(Figure collection entries)
########

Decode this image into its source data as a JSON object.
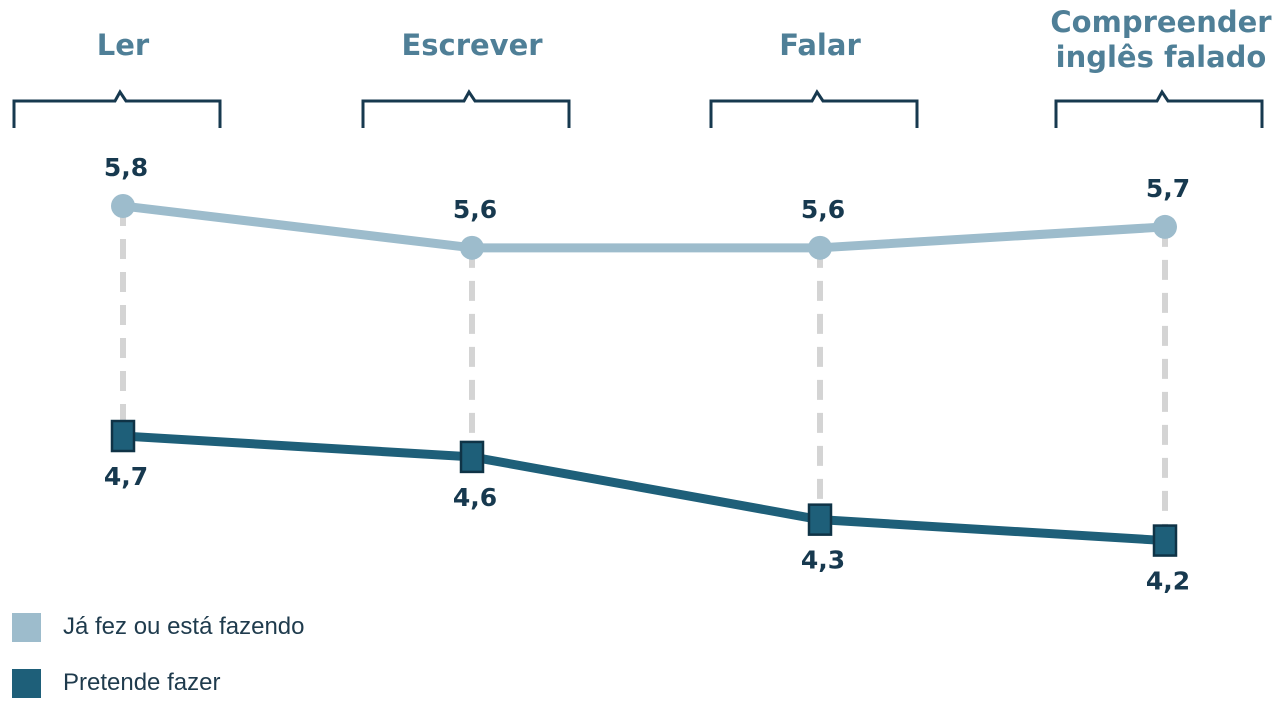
{
  "chart_data": {
    "type": "line",
    "categories": [
      "Ler",
      "Escrever",
      "Falar",
      "Compreender inglês falado"
    ],
    "category_lines": [
      [
        "Ler"
      ],
      [
        "Escrever"
      ],
      [
        "Falar"
      ],
      [
        "Compreender",
        "inglês falado"
      ]
    ],
    "series": [
      {
        "name": "Já fez ou está fazendo",
        "values": [
          5.8,
          5.6,
          5.6,
          5.7
        ],
        "value_labels": [
          "5,8",
          "5,6",
          "5,6",
          "5,7"
        ],
        "color": "#9dbccc",
        "marker": "circle"
      },
      {
        "name": "Pretende fazer",
        "values": [
          4.7,
          4.6,
          4.3,
          4.2
        ],
        "value_labels": [
          "4,7",
          "4,6",
          "4,3",
          "4,2"
        ],
        "color": "#1e5f79",
        "marker": "square"
      }
    ],
    "connector_color": "#d4d4d4",
    "category_label_color": "#4f7f97",
    "bracket_color": "#17394f",
    "grid": false,
    "legend_position": "bottom-left"
  }
}
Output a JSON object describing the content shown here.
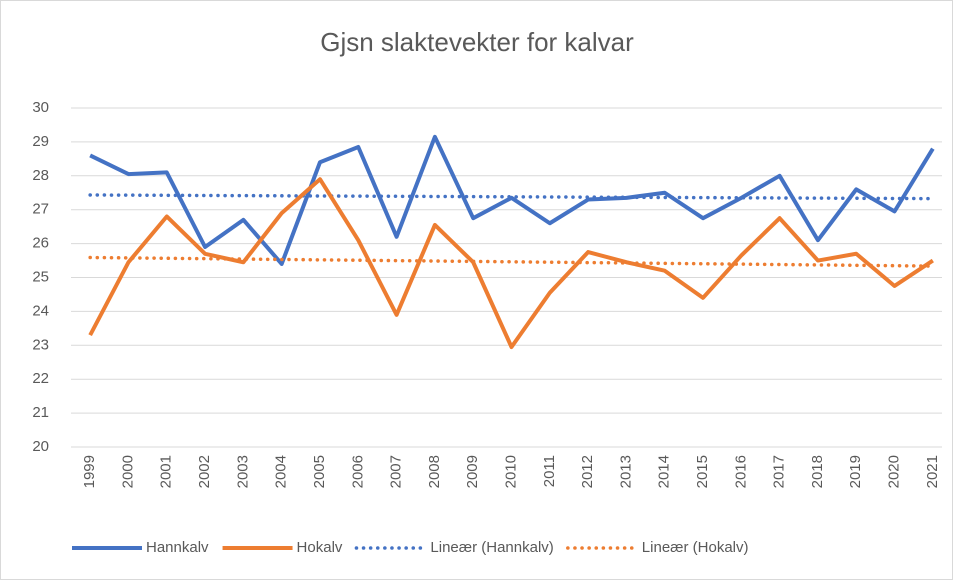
{
  "chart_data": {
    "type": "line",
    "title": "Gjsn slaktevekter for kalvar",
    "categories": [
      "1999",
      "2000",
      "2001",
      "2002",
      "2003",
      "2004",
      "2005",
      "2006",
      "2007",
      "2008",
      "2009",
      "2010",
      "2011",
      "2012",
      "2013",
      "2014",
      "2015",
      "2016",
      "2017",
      "2018",
      "2019",
      "2020",
      "2021"
    ],
    "series": [
      {
        "name": "Hannkalv",
        "color": "#4472c4",
        "trendline": "Lineær (Hannkalv)",
        "values": [
          28.6,
          28.05,
          28.1,
          25.9,
          26.7,
          25.4,
          28.4,
          28.85,
          26.2,
          29.15,
          26.75,
          27.35,
          26.6,
          27.3,
          27.35,
          27.5,
          26.75,
          27.35,
          28.0,
          26.1,
          27.6,
          26.95,
          28.8
        ]
      },
      {
        "name": "Hokalv",
        "color": "#ed7d31",
        "trendline": "Lineær (Hokalv)",
        "values": [
          23.3,
          25.45,
          26.8,
          25.7,
          25.45,
          26.9,
          27.9,
          26.1,
          23.9,
          26.55,
          25.45,
          22.95,
          24.55,
          25.75,
          25.45,
          25.2,
          24.4,
          25.65,
          26.75,
          25.5,
          25.7,
          24.75,
          25.5
        ]
      }
    ],
    "ylim": [
      20,
      30
    ],
    "yticks": [
      20,
      21,
      22,
      23,
      24,
      25,
      26,
      27,
      28,
      29,
      30
    ],
    "grid": true,
    "legend": "bottom"
  }
}
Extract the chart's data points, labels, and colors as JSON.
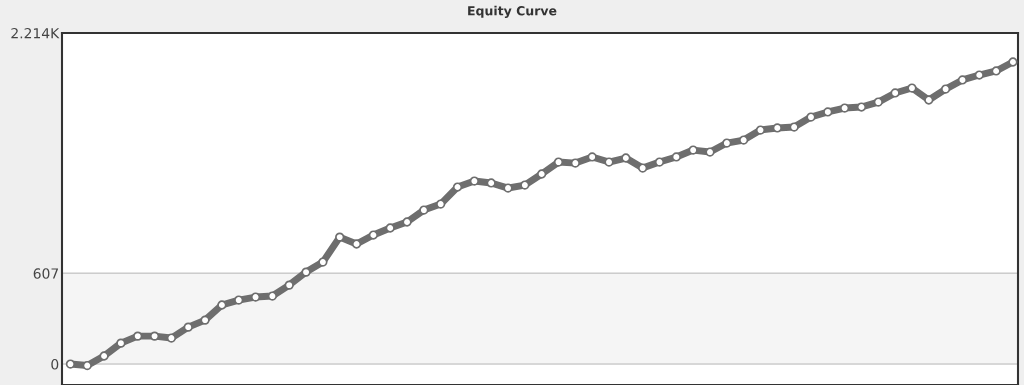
{
  "chart_data": {
    "type": "line",
    "title": "Equity Curve",
    "categories": [
      null,
      null,
      null,
      null,
      null,
      null,
      null,
      null,
      null,
      null,
      null,
      null,
      null,
      null,
      null,
      null,
      null,
      null,
      null,
      null,
      null,
      null,
      null,
      null,
      null,
      null,
      null,
      null,
      null,
      null,
      null,
      null,
      null,
      null,
      null,
      null,
      null,
      null,
      null,
      null,
      null,
      null,
      null,
      null,
      null,
      null,
      null,
      null,
      null,
      null,
      null,
      null,
      null,
      null,
      null,
      null,
      null
    ],
    "series": [
      {
        "color": "#6e6e6e",
        "values": [
          0,
          -10,
          54,
          140,
          187,
          187,
          174,
          247,
          294,
          395,
          428,
          448,
          455,
          528,
          615,
          682,
          849,
          803,
          863,
          910,
          950,
          1030,
          1070,
          1184,
          1224,
          1211,
          1177,
          1197,
          1271,
          1351,
          1344,
          1385,
          1351,
          1378,
          1311,
          1351,
          1385,
          1431,
          1418,
          1478,
          1498,
          1565,
          1579,
          1585,
          1652,
          1686,
          1712,
          1719,
          1752,
          1813,
          1846,
          1766,
          1839,
          1900,
          1933,
          1960,
          2020
        ]
      }
    ],
    "ylim": [
      -140,
      2214
    ],
    "yticks": [
      0,
      607,
      {
        "value": 2214,
        "label": "2.214K"
      }
    ],
    "tick_labels": "y",
    "grid": "y",
    "marker": "circle",
    "bands": [
      {
        "axis": "y",
        "from": 0,
        "to": 607,
        "color": "#f5f5f5"
      }
    ]
  }
}
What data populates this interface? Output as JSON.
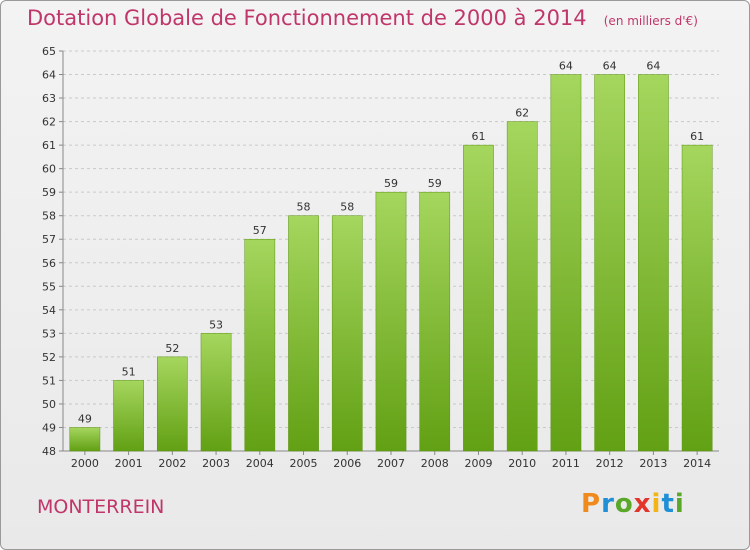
{
  "header": {
    "title": "Dotation Globale de Fonctionnement de 2000 à 2014",
    "unit": "(en milliers d'€)"
  },
  "footer": {
    "place": "MONTERREIN",
    "logo": "Proxiti"
  },
  "colors": {
    "bar_top": "#a5d65e",
    "bar_bottom": "#62a014",
    "title": "#c0366a"
  },
  "chart_data": {
    "type": "bar",
    "categories": [
      "2000",
      "2001",
      "2002",
      "2003",
      "2004",
      "2005",
      "2006",
      "2007",
      "2008",
      "2009",
      "2010",
      "2011",
      "2012",
      "2013",
      "2014"
    ],
    "values": [
      49,
      51,
      52,
      53,
      57,
      58,
      58,
      59,
      59,
      61,
      62,
      64,
      64,
      64,
      61
    ],
    "title": "Dotation Globale de Fonctionnement de 2000 à 2014",
    "subtitle": "(en milliers d'€)",
    "ylim": [
      48,
      65
    ],
    "yticks": [
      48,
      49,
      50,
      51,
      52,
      53,
      54,
      55,
      56,
      57,
      58,
      59,
      60,
      61,
      62,
      63,
      64,
      65
    ],
    "grid": true
  }
}
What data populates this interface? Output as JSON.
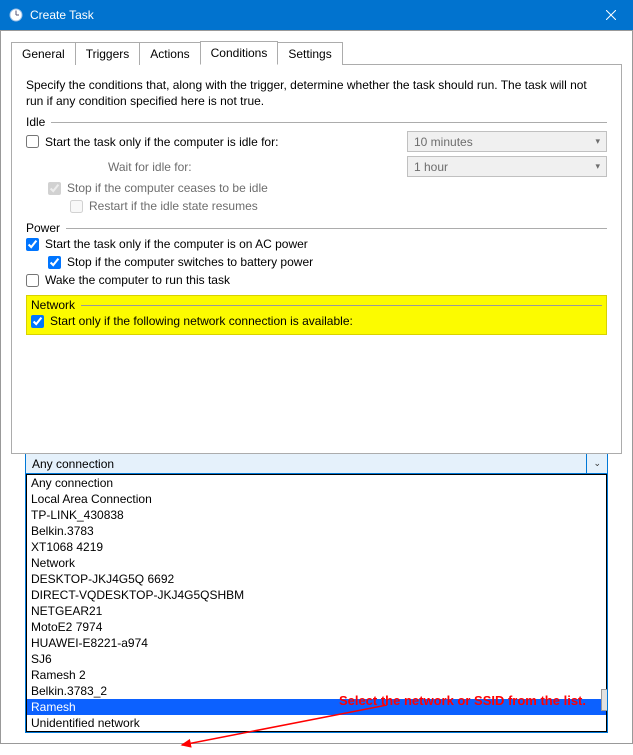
{
  "window": {
    "title": "Create Task"
  },
  "tabs": {
    "general": "General",
    "triggers": "Triggers",
    "actions": "Actions",
    "conditions": "Conditions",
    "settings": "Settings"
  },
  "conditions": {
    "description": "Specify the conditions that, along with the trigger, determine whether the task should run.  The task will not run  if any condition specified here is not true.",
    "idle": {
      "label": "Idle",
      "start_only_idle": "Start the task only if the computer is idle for:",
      "idle_duration": "10 minutes",
      "wait_for_idle_label": "Wait for idle for:",
      "wait_for_idle_value": "1 hour",
      "stop_not_idle": "Stop if the computer ceases to be idle",
      "restart_idle": "Restart if the idle state resumes"
    },
    "power": {
      "label": "Power",
      "start_ac": "Start the task only if the computer is on AC power",
      "stop_battery": "Stop if the computer switches to battery power",
      "wake": "Wake the computer to run this task"
    },
    "network": {
      "label": "Network",
      "start_net": "Start only if the following network connection is available:",
      "selected": "Any connection",
      "options": [
        "Any connection",
        "Local Area Connection",
        "TP-LINK_430838",
        "Belkin.3783",
        "XT1068 4219",
        "Network",
        "DESKTOP-JKJ4G5Q 6692",
        "DIRECT-VQDESKTOP-JKJ4G5QSHBM",
        "NETGEAR21",
        "MotoE2 7974",
        "HUAWEI-E8221-a974",
        "SJ6",
        "Ramesh 2",
        "Belkin.3783_2",
        "Ramesh",
        "Unidentified network"
      ],
      "highlighted_index": 14
    }
  },
  "annotation": "Select the network or SSID from the list."
}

########

STATED TASK
List every line from the entries above in which "Lineær" appears.

FULL SOLUTION
        "trendline": "Lineær (Hannkalv)",
        "trendline": "Lineær (Hokalv)",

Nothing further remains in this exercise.